Repeat the data that follows, word for word, without the images.

(Extracted records)
(begin)
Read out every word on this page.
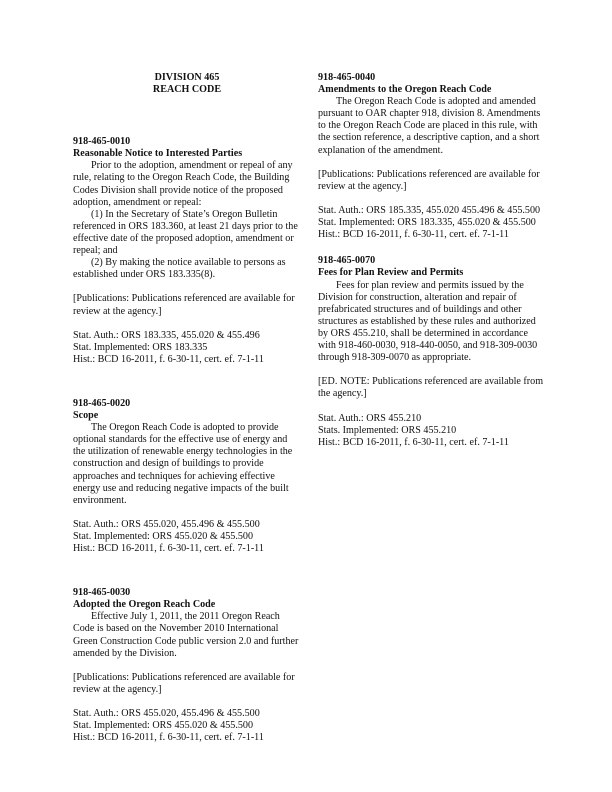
DIVISION 465
REACH CODE
918-465-0010
Reasonable Notice to Interested Parties

Prior to the adoption, amendment or repeal of any rule, relating to the Oregon Reach Code, the Building Codes Division shall provide notice of the proposed adoption, amendment or repeal:

(1) In the Secretary of State’s Oregon Bulletin referenced in ORS 183.360, at least 21 days prior to the effective date of the proposed adoption, amendment or repeal; and

(2) By making the notice available to persons as established under ORS 183.335(8).

[Publications: Publications referenced are available for review at the agency.]

Stat. Auth.: ORS 183.335, 455.020 & 455.496
Stat. Implemented: ORS 183.335
Hist.: BCD 16-2011, f. 6-30-11, cert. ef. 7-1-11
918-465-0020
Scope

The Oregon Reach Code is adopted to provide optional standards for the effective use of energy and the utilization of renewable energy technologies in the construction and design of buildings to provide approaches and techniques for achieving effective energy use and reducing negative impacts of the built environment.

Stat. Auth.: ORS 455.020, 455.496 & 455.500
Stat. Implemented: ORS 455.020 & 455.500
Hist.: BCD 16-2011, f. 6-30-11, cert. ef. 7-1-11
918-465-0030
Adopted the Oregon Reach Code

Effective July 1, 2011, the 2011 Oregon Reach Code is based on the November 2010 International Green Construction Code public version 2.0 and further amended by the Division.

[Publications: Publications referenced are available for review at the agency.]

Stat. Auth.: ORS 455.020, 455.496 & 455.500
Stat. Implemented: ORS 455.020 & 455.500
Hist.: BCD 16-2011, f. 6-30-11, cert. ef. 7-1-11
918-465-0040
Amendments to the Oregon Reach Code

The Oregon Reach Code is adopted and amended pursuant to OAR chapter 918, division 8. Amendments to the Oregon Reach Code are placed in this rule, with the section reference, a descriptive caption, and a short explanation of the amendment.

[Publications: Publications referenced are available for review at the agency.]

Stat. Auth.: ORS 185.335, 455.020 455.496 & 455.500

Stat. Implemented: ORS 183.335, 455.020 & 455.500

Hist.: BCD 16-2011, f. 6-30-11, cert. ef. 7-1-11
918-465-0070
Fees for Plan Review and Permits

Fees for plan review and permits issued by the Division for construction, alteration and repair of prefabricated structures and of buildings and other structures as established by these rules and authorized by ORS 455.210, shall be determined in accordance with 918-460-0030, 918-440-0050, and 918-309-0030 through 918-309-0070 as appropriate.

[ED. NOTE: Publications referenced are available from the agency.]

Stat. Auth.: ORS 455.210
Stats. Implemented: ORS 455.210
Hist.: BCD 16-2011, f. 6-30-11, cert. ef. 7-1-11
(end)
RESPONSE TO THE TASK:
Read out every word on this page.
DIVISION 465
REACH CODE
918-465-0010
Reasonable Notice to Interested Parties

Prior to the adoption, amendment or repeal of any rule, relating to the Oregon Reach Code, the Building Codes Division shall provide notice of the proposed adoption, amendment or repeal:

(1) In the Secretary of State’s Oregon Bulletin referenced in ORS 183.360, at least 21 days prior to the effective date of the proposed adoption, amendment or repeal; and

(2) By making the notice available to persons as established under ORS 183.335(8).

[Publications: Publications referenced are available for review at the agency.]

Stat. Auth.: ORS 183.335, 455.020 & 455.496
Stat. Implemented: ORS 183.335
Hist.: BCD 16-2011, f. 6-30-11, cert. ef. 7-1-11
918-465-0020
Scope

The Oregon Reach Code is adopted to provide optional standards for the effective use of energy and the utilization of renewable energy technologies in the construction and design of buildings to provide approaches and techniques for achieving effective energy use and reducing negative impacts of the built environment.

Stat. Auth.: ORS 455.020, 455.496 & 455.500
Stat. Implemented: ORS 455.020 & 455.500
Hist.: BCD 16-2011, f. 6-30-11, cert. ef. 7-1-11
918-465-0030
Adopted the Oregon Reach Code

Effective July 1, 2011, the 2011 Oregon Reach Code is based on the November 2010 International Green Construction Code public version 2.0 and further amended by the Division.

[Publications: Publications referenced are available for review at the agency.]

Stat. Auth.: ORS 455.020, 455.496 & 455.500
Stat. Implemented: ORS 455.020 & 455.500
Hist.: BCD 16-2011, f. 6-30-11, cert. ef. 7-1-11
918-465-0040
Amendments to the Oregon Reach Code

The Oregon Reach Code is adopted and amended pursuant to OAR chapter 918, division 8. Amendments to the Oregon Reach Code are placed in this rule, with the section reference, a descriptive caption, and a short explanation of the amendment.

[Publications: Publications referenced are available for review at the agency.]

Stat. Auth.: ORS 185.335, 455.020 455.496 & 455.500

Stat. Implemented: ORS 183.335, 455.020 & 455.500

Hist.: BCD 16-2011, f. 6-30-11, cert. ef. 7-1-11
918-465-0070
Fees for Plan Review and Permits

Fees for plan review and permits issued by the Division for construction, alteration and repair of prefabricated structures and of buildings and other structures as established by these rules and authorized by ORS 455.210, shall be determined in accordance with 918-460-0030, 918-440-0050, and 918-309-0030 through 918-309-0070 as appropriate.

[ED. NOTE: Publications referenced are available from the agency.]

Stat. Auth.: ORS 455.210
Stats. Implemented: ORS 455.210
Hist.: BCD 16-2011, f. 6-30-11, cert. ef. 7-1-11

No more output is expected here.